EXERCISE OBJECTIVE: Count the lines below that contain the word "Cologno", and reply with only that number.

STORED ROWS:
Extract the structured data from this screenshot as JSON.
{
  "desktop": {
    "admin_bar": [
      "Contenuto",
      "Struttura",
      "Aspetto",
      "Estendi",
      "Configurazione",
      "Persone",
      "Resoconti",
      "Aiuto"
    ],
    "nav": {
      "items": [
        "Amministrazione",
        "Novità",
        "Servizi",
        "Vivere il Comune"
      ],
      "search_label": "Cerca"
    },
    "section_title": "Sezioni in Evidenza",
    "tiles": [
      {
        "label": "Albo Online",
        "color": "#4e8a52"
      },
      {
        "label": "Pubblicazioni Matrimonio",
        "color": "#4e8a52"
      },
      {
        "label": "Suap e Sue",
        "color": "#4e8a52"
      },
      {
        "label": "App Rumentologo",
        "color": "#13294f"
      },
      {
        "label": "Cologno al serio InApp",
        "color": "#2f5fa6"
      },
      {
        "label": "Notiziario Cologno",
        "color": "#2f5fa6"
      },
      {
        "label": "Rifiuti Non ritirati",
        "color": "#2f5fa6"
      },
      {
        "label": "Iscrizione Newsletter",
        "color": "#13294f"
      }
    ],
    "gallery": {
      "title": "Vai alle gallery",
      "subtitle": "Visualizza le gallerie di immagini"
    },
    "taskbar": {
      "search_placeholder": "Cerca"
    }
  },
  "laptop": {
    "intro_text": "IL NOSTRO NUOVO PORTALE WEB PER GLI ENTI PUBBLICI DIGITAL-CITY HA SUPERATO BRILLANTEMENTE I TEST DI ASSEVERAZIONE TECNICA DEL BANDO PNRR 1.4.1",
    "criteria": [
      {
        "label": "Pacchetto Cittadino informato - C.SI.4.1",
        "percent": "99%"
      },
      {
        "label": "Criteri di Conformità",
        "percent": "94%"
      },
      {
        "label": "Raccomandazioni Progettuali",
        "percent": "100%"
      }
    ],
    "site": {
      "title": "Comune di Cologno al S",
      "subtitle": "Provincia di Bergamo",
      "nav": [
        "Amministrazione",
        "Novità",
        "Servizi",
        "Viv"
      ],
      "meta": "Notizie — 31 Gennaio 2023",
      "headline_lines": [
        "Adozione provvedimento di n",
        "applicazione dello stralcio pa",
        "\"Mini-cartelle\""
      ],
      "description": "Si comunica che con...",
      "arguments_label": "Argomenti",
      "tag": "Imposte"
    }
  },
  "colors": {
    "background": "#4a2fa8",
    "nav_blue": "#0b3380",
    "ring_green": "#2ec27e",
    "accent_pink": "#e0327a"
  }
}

RESULT: 3